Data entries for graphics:
--- Begin ---

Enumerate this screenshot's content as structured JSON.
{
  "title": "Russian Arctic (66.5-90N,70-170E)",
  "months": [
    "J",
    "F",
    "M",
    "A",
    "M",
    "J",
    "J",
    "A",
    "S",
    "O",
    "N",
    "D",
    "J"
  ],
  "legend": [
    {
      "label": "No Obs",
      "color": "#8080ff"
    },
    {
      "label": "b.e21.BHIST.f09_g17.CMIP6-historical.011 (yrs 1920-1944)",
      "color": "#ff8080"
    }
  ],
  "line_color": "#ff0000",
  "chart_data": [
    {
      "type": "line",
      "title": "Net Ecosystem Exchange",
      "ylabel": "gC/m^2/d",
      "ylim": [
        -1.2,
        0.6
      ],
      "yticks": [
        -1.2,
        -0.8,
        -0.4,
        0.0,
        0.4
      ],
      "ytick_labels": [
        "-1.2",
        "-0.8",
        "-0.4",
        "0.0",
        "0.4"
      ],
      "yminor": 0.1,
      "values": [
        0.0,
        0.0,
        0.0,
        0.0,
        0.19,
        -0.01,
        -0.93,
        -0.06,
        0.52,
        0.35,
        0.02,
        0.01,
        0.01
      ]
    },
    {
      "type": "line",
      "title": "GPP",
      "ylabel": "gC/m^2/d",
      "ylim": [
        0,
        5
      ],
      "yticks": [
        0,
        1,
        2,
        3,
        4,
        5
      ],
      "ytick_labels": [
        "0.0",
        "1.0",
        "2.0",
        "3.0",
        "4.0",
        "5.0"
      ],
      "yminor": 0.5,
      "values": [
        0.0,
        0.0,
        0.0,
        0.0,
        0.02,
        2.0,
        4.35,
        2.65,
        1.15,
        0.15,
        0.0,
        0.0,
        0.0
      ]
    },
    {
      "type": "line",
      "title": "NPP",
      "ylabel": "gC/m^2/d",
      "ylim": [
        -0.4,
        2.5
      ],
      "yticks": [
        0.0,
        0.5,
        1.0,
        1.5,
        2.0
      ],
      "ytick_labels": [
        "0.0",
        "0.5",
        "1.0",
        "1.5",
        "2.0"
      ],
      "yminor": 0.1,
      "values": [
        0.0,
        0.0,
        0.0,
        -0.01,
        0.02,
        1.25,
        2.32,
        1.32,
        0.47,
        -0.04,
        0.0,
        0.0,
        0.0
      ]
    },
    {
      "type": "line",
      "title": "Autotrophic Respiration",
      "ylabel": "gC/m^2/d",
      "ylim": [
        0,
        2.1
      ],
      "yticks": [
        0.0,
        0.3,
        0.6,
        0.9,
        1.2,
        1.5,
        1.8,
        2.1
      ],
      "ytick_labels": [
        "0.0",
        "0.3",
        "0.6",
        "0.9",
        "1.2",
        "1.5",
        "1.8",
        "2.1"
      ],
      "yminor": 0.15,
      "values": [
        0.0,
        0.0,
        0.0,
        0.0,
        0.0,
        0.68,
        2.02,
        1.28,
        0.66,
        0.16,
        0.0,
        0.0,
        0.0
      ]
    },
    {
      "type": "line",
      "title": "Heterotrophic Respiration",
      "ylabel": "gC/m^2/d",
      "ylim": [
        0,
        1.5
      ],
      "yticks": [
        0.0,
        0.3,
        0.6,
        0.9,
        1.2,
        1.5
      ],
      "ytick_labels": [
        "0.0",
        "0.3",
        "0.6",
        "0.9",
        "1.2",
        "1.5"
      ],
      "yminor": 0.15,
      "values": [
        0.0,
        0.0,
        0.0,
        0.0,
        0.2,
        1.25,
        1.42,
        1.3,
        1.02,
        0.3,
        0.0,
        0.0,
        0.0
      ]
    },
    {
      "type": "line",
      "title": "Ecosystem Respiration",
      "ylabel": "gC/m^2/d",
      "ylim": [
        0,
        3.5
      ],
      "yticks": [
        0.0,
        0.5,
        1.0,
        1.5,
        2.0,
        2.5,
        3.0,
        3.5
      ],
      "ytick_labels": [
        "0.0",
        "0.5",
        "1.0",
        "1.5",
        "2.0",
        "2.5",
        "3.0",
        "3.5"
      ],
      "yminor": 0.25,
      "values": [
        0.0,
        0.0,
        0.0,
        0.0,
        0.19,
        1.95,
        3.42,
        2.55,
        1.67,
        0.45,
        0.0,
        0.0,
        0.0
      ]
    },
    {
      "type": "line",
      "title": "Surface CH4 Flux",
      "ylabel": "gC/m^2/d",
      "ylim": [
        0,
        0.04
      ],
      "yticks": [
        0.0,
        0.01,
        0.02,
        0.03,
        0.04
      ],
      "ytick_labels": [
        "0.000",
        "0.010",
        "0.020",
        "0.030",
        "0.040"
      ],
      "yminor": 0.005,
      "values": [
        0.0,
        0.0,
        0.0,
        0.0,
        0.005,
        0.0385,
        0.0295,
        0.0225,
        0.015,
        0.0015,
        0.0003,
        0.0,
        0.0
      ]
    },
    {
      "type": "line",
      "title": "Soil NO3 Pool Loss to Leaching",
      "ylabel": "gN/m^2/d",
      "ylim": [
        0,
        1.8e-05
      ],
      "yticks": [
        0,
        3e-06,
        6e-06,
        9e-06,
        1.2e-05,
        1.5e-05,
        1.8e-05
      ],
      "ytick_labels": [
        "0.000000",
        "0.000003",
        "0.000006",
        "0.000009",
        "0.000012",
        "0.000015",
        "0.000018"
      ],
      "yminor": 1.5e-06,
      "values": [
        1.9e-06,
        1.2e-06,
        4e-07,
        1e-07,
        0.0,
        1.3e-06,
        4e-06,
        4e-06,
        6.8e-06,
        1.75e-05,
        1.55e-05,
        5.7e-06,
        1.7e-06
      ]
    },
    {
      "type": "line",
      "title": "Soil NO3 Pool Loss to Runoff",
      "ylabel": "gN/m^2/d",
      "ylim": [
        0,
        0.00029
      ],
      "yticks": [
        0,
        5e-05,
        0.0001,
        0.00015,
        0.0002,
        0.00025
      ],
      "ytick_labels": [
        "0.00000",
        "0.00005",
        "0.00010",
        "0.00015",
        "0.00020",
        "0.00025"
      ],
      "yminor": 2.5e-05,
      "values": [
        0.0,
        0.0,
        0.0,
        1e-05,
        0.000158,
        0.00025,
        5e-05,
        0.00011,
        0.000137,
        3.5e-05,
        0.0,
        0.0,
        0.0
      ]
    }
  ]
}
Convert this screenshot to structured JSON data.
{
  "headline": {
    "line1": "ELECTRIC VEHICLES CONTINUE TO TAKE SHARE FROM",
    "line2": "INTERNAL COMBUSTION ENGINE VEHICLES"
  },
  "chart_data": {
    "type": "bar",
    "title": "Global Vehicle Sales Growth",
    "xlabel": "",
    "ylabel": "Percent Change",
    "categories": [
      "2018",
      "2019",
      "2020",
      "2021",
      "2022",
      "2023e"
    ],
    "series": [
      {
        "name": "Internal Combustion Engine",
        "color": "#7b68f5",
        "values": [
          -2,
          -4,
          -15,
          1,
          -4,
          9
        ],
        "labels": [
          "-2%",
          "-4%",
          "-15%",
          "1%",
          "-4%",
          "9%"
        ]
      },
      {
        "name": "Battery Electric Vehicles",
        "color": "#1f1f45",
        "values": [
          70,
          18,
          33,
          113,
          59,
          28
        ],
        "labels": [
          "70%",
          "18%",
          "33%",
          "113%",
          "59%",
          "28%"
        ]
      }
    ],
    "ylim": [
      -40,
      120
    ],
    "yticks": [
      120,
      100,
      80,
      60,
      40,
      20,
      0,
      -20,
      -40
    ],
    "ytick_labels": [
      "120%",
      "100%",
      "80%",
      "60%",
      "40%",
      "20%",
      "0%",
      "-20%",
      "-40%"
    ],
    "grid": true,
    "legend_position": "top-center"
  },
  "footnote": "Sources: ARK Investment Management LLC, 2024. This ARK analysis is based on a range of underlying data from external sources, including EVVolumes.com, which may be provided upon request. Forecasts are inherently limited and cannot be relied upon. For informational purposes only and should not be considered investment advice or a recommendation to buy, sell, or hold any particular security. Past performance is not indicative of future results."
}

--- End ---

- _WRITTEN EXERCISE_
Give only the number of lines in the entries above that hold the string "Soil".

- _RESULT OF THE EXERCISE_
2